* Exercise instructions:
In the listing below, locate the line containing "OCR this image."; reproduce that line and all lines that follow it, unchanged.

Dataset entries
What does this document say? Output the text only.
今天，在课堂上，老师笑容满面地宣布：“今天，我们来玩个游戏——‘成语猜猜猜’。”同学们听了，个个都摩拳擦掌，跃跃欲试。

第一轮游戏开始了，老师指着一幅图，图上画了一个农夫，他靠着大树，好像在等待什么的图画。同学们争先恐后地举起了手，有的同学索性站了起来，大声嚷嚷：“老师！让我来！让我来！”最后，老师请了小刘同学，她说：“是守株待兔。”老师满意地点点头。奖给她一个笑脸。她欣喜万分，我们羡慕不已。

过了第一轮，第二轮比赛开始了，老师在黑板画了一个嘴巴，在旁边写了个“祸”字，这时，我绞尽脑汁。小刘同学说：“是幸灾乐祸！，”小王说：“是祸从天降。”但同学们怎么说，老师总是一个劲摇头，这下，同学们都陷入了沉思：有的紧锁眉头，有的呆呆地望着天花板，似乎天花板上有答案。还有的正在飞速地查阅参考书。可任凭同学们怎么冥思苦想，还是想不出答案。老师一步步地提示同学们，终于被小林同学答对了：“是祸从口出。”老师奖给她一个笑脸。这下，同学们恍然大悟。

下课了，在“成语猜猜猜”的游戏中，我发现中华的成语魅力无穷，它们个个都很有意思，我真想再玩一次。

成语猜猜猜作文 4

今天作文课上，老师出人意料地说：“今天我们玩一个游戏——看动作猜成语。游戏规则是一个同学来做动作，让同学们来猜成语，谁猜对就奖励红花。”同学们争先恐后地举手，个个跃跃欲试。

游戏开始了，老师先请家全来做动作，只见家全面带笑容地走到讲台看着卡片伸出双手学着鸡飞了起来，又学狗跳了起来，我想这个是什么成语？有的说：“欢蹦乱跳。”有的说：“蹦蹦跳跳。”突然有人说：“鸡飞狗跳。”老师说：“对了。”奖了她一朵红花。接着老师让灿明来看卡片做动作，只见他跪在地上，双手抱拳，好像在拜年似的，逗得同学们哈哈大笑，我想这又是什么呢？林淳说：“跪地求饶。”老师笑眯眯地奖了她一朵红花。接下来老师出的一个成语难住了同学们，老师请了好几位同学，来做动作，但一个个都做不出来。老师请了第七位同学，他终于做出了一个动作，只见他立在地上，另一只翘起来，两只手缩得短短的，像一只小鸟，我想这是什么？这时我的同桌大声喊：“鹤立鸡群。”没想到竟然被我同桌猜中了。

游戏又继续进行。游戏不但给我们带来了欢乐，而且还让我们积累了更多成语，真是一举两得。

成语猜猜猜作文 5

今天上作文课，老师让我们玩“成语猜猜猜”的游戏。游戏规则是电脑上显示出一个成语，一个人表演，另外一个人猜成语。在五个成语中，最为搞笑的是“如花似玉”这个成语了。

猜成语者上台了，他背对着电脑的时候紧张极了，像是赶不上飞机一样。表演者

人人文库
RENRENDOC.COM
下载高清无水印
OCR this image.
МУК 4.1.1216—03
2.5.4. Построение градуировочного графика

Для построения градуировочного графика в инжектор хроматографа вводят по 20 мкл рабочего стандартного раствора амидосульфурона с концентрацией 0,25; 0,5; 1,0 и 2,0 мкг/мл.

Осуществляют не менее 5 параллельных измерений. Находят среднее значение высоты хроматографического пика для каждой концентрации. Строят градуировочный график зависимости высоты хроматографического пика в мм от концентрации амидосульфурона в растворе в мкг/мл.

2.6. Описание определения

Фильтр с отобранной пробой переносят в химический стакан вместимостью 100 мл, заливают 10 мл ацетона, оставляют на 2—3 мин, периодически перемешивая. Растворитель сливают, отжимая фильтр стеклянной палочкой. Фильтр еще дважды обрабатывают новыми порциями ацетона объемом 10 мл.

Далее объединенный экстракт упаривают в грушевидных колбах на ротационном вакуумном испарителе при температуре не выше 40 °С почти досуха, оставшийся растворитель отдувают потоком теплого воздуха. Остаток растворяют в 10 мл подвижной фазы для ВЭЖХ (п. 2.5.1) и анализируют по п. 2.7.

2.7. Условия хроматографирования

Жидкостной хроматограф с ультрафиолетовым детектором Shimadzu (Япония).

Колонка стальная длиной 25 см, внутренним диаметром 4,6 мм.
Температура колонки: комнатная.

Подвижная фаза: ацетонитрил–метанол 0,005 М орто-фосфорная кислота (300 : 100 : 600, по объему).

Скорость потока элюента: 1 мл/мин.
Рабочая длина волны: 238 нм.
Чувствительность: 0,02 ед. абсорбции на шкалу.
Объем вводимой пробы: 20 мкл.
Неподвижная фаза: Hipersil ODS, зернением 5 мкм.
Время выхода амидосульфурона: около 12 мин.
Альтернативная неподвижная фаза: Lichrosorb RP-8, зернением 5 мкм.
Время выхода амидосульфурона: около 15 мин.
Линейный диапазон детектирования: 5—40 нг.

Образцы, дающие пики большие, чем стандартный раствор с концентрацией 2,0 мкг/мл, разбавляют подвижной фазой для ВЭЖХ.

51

* Task output:
OCR this image.
МУК 4.1.1216—03
2.5.4. Построение градуировочного графика

Для построения градуировочного графика в инжектор хроматографа вводят по 20 мкл рабочего стандартного раствора амидосульфурона с концентрацией 0,25; 0,5; 1,0 и 2,0 мкг/мл.

Осуществляют не менее 5 параллельных измерений. Находят среднее значение высоты хроматографического пика для каждой концентрации. Строят градуировочный график зависимости высоты хроматографического пика в мм от концентрации амидосульфурона в растворе в мкг/мл.

2.6. Описание определения

Фильтр с отобранной пробой переносят в химический стакан вместимостью 100 мл, заливают 10 мл ацетона, оставляют на 2—3 мин, периодически перемешивая. Растворитель сливают, отжимая фильтр стеклянной палочкой. Фильтр еще дважды обрабатывают новыми порциями ацетона объемом 10 мл.

Далее объединенный экстракт упаривают в грушевидных колбах на ротационном вакуумном испарителе при температуре не выше 40 °С почти досуха, оставшийся растворитель отдувают потоком теплого воздуха. Остаток растворяют в 10 мл подвижной фазы для ВЭЖХ (п. 2.5.1) и анализируют по п. 2.7.

2.7. Условия хроматографирования

Жидкостной хроматограф с ультрафиолетовым детектором Shimadzu (Япония).

Колонка стальная длиной 25 см, внутренним диаметром 4,6 мм.
Температура колонки: комнатная.

Подвижная фаза: ацетонитрил–метанол 0,005 М орто-фосфорная кислота (300 : 100 : 600, по объему).

Скорость потока элюента: 1 мл/мин.
Рабочая длина волны: 238 нм.
Чувствительность: 0,02 ед. абсорбции на шкалу.
Объем вводимой пробы: 20 мкл.
Неподвижная фаза: Hipersil ODS, зернением 5 мкм.
Время выхода амидосульфурона: около 12 мин.
Альтернативная неподвижная фаза: Lichrosorb RP-8, зернением 5 мкм.
Время выхода амидосульфурона: около 15 мин.
Линейный диапазон детектирования: 5—40 нг.

Образцы, дающие пики большие, чем стандартный раствор с концентрацией 2,0 мкг/мл, разбавляют подвижной фазой для ВЭЖХ.

51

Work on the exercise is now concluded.